Look through the data below and return each line where "jako" appears.

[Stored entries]

__________________________________________________

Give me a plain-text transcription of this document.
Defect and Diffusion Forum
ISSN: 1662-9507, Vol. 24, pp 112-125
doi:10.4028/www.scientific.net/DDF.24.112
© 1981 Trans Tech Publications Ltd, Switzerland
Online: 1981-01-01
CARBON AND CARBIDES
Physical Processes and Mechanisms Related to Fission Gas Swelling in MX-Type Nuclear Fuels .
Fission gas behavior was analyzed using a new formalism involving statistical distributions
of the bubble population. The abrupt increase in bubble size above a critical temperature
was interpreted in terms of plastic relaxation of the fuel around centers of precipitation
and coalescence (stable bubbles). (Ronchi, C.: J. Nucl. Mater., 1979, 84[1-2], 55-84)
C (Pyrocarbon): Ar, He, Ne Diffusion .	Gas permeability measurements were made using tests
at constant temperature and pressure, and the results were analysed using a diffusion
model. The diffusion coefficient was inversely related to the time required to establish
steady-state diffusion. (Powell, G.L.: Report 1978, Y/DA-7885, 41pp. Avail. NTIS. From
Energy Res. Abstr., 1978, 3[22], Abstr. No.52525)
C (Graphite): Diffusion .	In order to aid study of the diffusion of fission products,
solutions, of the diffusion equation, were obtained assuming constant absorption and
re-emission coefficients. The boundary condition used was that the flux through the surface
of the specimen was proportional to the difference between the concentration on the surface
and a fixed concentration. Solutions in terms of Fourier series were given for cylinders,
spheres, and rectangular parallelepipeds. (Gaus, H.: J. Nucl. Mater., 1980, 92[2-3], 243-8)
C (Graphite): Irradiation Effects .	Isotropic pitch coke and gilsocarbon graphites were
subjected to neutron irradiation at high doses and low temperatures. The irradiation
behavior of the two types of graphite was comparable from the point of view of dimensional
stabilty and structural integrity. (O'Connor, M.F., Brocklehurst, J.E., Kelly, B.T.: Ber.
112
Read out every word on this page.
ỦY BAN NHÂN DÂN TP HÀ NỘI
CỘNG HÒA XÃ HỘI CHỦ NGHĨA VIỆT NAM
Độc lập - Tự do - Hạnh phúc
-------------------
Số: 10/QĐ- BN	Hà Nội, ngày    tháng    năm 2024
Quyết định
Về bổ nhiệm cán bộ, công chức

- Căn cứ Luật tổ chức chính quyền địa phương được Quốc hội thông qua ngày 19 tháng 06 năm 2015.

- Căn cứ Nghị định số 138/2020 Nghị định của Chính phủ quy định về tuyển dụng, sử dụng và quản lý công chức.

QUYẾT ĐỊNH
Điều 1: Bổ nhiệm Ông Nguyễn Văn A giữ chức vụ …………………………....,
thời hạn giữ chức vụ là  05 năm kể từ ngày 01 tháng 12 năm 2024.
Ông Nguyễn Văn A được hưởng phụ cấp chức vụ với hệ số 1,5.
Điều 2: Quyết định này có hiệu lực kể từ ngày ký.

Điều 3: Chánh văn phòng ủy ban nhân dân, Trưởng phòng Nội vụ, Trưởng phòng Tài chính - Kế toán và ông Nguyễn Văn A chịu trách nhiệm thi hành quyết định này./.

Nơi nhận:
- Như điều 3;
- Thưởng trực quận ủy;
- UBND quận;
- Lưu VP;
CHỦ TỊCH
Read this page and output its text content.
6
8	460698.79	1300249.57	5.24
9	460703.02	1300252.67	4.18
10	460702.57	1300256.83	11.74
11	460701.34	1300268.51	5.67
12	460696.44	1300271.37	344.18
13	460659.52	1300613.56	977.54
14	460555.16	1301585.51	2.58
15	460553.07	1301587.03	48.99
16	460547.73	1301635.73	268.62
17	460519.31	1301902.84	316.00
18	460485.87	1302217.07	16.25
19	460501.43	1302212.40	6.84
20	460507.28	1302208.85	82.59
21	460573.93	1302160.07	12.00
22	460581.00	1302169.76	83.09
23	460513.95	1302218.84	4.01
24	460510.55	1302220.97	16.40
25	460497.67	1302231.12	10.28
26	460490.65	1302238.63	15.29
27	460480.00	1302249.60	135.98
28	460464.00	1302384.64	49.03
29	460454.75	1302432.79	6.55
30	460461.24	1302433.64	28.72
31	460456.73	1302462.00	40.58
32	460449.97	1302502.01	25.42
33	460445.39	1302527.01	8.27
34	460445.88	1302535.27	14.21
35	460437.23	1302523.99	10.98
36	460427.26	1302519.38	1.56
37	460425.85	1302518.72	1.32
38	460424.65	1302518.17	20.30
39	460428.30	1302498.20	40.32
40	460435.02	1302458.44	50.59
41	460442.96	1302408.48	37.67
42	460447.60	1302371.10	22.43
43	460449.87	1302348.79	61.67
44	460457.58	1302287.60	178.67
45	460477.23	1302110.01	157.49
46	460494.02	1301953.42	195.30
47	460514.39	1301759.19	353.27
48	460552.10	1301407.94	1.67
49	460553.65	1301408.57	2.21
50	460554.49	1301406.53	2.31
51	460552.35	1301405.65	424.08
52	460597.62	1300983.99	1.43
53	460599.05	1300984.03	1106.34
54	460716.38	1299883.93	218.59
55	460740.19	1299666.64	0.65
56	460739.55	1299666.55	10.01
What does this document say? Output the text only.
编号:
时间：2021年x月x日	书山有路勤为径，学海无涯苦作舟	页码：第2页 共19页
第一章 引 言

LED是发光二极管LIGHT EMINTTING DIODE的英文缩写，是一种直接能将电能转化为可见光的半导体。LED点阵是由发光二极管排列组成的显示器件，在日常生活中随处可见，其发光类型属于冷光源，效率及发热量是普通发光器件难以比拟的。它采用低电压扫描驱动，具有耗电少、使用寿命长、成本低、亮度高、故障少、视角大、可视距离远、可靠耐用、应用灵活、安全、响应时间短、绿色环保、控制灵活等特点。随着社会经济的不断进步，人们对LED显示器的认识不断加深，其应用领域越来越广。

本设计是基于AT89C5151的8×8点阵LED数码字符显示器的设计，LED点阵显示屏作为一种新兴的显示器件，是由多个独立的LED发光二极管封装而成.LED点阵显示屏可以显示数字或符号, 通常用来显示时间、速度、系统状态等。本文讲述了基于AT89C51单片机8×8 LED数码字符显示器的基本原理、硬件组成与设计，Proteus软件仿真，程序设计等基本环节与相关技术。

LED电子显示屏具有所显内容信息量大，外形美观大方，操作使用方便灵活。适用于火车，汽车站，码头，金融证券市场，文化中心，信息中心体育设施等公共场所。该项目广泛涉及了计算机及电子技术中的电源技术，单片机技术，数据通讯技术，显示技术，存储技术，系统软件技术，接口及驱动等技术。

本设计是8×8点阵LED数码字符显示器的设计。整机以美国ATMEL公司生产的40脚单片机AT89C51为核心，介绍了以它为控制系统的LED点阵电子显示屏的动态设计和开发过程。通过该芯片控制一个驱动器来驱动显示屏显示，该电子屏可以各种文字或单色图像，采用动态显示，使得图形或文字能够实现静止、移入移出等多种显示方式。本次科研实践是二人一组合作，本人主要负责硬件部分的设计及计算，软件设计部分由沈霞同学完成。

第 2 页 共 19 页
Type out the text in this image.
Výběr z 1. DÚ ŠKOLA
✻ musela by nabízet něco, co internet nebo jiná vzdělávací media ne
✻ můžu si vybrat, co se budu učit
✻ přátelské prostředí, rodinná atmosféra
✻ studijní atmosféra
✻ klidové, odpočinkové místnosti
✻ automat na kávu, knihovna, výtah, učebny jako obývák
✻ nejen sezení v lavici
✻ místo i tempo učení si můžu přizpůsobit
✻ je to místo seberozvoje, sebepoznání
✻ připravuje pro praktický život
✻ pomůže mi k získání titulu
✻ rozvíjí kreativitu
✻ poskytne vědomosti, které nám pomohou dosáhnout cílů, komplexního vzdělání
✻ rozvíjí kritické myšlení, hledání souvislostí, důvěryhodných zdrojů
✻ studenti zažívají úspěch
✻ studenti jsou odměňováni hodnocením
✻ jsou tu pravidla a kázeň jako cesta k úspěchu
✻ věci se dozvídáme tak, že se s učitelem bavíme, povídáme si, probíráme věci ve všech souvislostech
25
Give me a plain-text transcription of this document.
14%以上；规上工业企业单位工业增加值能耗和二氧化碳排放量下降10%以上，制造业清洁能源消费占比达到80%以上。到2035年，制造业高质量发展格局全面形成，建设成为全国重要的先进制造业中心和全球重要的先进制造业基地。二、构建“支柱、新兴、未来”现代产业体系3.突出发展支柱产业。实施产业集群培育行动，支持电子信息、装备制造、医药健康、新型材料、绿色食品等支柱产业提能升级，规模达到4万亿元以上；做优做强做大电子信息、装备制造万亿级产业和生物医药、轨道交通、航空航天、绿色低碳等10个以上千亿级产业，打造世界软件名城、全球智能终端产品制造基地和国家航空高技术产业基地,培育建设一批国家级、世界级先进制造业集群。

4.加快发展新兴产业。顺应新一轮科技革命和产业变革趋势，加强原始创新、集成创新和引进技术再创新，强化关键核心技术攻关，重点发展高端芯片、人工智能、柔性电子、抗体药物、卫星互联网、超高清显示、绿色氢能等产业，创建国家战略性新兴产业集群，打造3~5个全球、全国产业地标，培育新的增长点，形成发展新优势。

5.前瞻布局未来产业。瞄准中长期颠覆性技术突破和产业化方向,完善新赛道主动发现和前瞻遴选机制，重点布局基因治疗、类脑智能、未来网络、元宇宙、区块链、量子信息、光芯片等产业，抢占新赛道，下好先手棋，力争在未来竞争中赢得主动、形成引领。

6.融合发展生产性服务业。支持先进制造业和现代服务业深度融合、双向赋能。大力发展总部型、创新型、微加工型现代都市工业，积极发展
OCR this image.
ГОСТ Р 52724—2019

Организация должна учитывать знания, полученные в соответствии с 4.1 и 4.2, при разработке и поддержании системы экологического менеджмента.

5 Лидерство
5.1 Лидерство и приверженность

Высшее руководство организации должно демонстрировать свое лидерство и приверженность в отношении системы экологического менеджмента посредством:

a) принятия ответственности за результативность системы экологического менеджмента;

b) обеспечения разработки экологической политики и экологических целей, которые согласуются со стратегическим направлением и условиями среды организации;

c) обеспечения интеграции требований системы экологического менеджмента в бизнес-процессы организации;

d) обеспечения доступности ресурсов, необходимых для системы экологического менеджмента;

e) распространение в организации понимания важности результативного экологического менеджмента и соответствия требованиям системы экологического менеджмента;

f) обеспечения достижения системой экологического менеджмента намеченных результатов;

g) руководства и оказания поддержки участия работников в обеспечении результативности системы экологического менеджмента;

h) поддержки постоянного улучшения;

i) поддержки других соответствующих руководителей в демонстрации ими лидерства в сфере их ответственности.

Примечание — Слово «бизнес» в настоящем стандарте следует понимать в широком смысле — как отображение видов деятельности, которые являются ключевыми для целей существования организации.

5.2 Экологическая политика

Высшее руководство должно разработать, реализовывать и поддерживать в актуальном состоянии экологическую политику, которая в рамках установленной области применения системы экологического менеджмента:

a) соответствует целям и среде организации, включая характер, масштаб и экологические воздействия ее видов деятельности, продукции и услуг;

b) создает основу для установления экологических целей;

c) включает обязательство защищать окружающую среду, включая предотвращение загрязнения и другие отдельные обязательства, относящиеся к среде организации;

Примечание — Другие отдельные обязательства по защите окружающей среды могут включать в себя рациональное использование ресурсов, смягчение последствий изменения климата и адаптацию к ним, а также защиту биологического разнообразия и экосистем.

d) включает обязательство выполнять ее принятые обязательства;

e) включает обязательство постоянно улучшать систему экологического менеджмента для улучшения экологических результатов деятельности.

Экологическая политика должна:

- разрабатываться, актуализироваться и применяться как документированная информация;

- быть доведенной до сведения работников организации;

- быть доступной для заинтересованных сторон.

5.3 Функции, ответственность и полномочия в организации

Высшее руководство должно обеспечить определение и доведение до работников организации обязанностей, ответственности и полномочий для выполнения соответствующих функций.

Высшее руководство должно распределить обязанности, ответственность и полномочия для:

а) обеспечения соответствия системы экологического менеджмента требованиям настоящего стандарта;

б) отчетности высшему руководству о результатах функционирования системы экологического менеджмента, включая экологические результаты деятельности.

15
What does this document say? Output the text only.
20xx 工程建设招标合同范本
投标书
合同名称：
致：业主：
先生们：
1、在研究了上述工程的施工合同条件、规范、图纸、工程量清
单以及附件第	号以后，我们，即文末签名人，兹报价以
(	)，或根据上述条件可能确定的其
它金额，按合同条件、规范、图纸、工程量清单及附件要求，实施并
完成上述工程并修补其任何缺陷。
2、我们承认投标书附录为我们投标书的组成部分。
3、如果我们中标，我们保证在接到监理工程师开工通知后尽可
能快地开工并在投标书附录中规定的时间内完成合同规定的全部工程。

__________________________________________________

#### [Complete answer]
✻ automat na kávu, knihovna, výtah, učebny jako obývák
✻ jsou tu pravidla a kázeň jako cesta k úspěchu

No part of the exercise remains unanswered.